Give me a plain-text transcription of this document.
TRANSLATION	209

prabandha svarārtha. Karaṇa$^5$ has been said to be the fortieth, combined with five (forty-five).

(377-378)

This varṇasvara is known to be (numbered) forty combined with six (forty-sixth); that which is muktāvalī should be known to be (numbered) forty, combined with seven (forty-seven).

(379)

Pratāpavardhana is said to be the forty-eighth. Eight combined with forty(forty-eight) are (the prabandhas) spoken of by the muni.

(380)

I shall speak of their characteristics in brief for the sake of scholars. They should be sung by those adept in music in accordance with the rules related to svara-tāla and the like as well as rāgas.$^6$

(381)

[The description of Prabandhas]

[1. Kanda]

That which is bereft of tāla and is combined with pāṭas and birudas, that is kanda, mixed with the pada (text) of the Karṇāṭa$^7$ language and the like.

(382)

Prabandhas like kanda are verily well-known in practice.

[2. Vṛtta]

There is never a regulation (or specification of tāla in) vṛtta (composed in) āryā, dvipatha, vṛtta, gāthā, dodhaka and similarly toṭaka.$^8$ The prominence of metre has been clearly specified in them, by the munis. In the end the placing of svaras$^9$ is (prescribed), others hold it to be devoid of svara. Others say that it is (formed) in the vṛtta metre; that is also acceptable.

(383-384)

━━━━

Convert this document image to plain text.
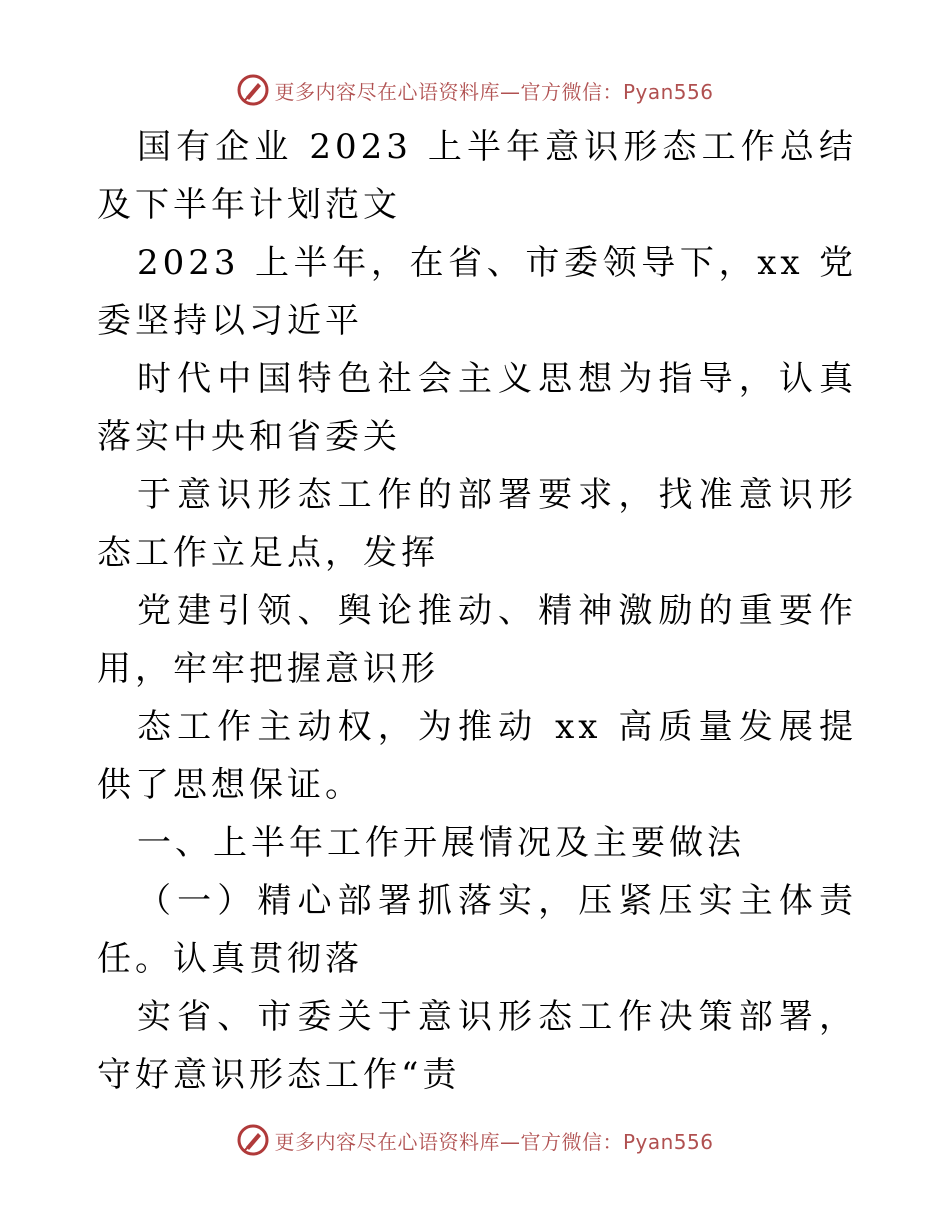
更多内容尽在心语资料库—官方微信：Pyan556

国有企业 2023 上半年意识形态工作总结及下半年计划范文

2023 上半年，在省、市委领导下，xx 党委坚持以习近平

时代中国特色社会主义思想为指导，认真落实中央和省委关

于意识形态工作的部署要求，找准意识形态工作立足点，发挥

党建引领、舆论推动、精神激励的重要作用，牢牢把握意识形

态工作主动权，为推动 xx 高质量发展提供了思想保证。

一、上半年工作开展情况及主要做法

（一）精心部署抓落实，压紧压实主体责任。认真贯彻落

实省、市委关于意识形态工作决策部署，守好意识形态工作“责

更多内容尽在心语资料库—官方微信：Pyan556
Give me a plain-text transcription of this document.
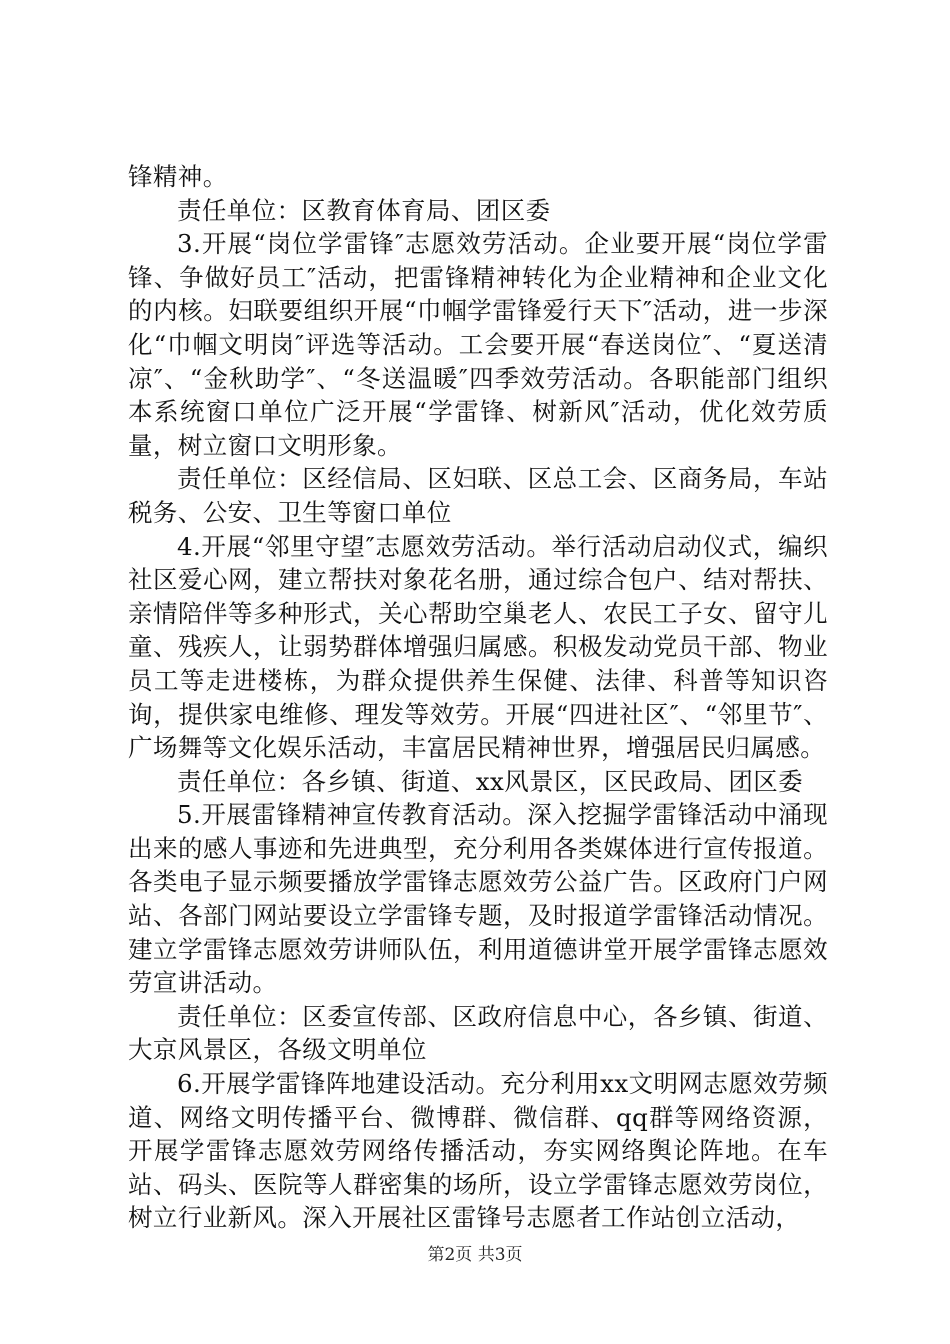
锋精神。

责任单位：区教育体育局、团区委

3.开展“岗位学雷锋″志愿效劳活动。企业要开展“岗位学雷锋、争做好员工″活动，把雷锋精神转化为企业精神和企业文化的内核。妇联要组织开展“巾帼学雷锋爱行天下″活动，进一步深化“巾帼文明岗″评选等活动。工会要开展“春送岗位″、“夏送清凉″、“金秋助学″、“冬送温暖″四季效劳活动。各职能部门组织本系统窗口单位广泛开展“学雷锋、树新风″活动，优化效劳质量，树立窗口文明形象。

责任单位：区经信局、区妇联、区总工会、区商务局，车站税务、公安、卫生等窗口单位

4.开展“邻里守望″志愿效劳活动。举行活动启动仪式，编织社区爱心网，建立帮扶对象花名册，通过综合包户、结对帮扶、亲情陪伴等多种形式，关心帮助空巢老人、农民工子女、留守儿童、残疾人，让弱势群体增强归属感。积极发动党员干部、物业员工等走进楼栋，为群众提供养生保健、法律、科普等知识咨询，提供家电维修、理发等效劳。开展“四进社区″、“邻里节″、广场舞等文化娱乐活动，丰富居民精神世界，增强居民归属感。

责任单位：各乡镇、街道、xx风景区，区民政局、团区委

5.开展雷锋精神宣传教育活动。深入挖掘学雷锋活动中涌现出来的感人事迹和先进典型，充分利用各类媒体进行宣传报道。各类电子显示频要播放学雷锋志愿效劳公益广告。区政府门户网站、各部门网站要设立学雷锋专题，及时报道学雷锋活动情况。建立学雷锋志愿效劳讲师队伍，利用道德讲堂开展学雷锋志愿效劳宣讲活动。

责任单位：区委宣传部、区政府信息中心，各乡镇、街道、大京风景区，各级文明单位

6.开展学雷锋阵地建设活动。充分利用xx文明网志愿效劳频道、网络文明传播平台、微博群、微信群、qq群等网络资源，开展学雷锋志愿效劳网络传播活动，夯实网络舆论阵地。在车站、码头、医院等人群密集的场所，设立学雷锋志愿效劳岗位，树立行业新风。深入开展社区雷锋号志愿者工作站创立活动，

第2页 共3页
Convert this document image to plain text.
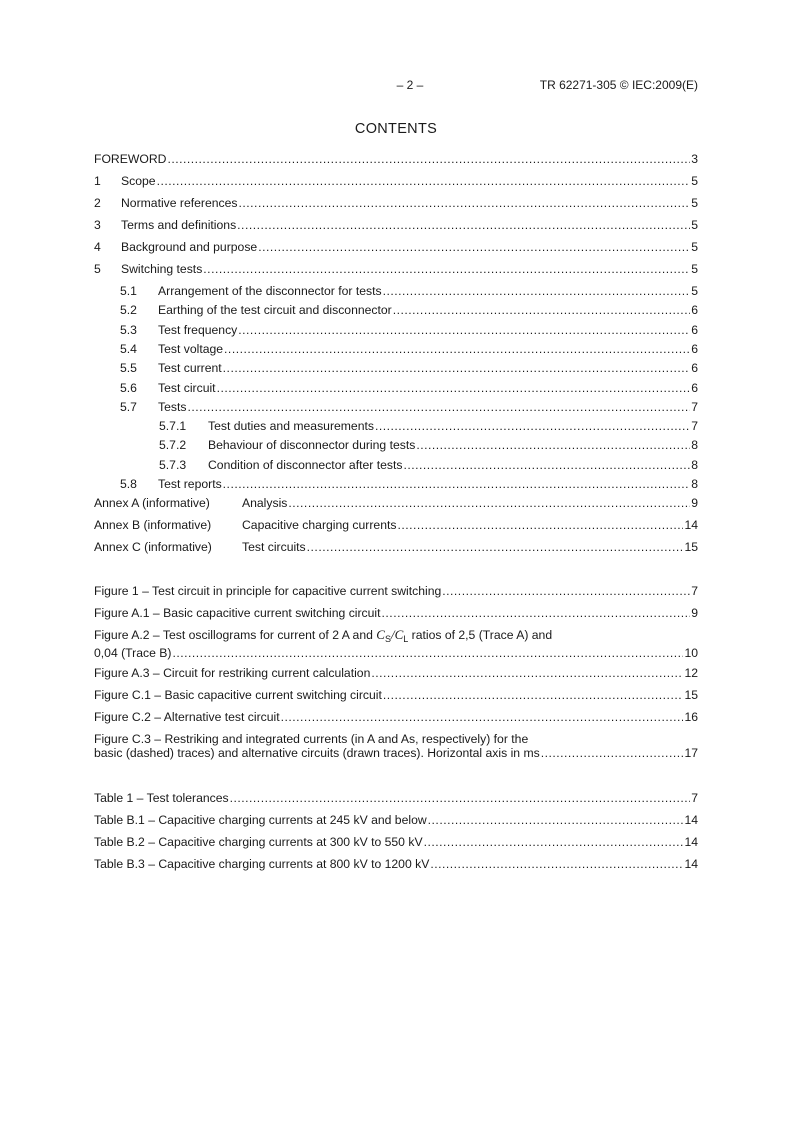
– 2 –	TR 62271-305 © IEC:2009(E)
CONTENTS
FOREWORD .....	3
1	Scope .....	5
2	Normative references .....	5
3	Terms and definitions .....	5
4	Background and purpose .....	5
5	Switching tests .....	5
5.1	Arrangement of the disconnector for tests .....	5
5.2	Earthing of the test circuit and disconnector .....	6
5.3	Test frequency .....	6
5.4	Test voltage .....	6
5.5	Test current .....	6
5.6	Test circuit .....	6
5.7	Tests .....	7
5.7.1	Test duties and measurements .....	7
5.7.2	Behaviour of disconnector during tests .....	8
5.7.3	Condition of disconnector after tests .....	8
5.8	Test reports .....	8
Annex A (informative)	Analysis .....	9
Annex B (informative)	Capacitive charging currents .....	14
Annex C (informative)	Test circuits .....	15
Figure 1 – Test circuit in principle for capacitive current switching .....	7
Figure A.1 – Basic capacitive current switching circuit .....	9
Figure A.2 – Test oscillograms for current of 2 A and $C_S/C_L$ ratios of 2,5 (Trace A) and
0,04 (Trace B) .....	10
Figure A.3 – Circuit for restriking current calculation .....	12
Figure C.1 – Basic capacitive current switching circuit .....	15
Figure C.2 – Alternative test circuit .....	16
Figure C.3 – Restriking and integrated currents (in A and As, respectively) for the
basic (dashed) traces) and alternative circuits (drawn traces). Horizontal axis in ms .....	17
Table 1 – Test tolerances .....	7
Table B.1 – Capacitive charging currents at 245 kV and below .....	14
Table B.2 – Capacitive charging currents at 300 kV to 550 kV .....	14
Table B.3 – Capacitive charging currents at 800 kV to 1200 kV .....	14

━━━━

Directions: Identify all lines in the records above with the word "charging".

Correct answer:
Annex B (informative)	Capacitive charging currents .....	14
Table B.1 – Capacitive charging currents at 245 kV and below .....	14
Table B.2 – Capacitive charging currents at 300 kV to 550 kV .....	14
Table B.3 – Capacitive charging currents at 800 kV to 1200 kV .....	14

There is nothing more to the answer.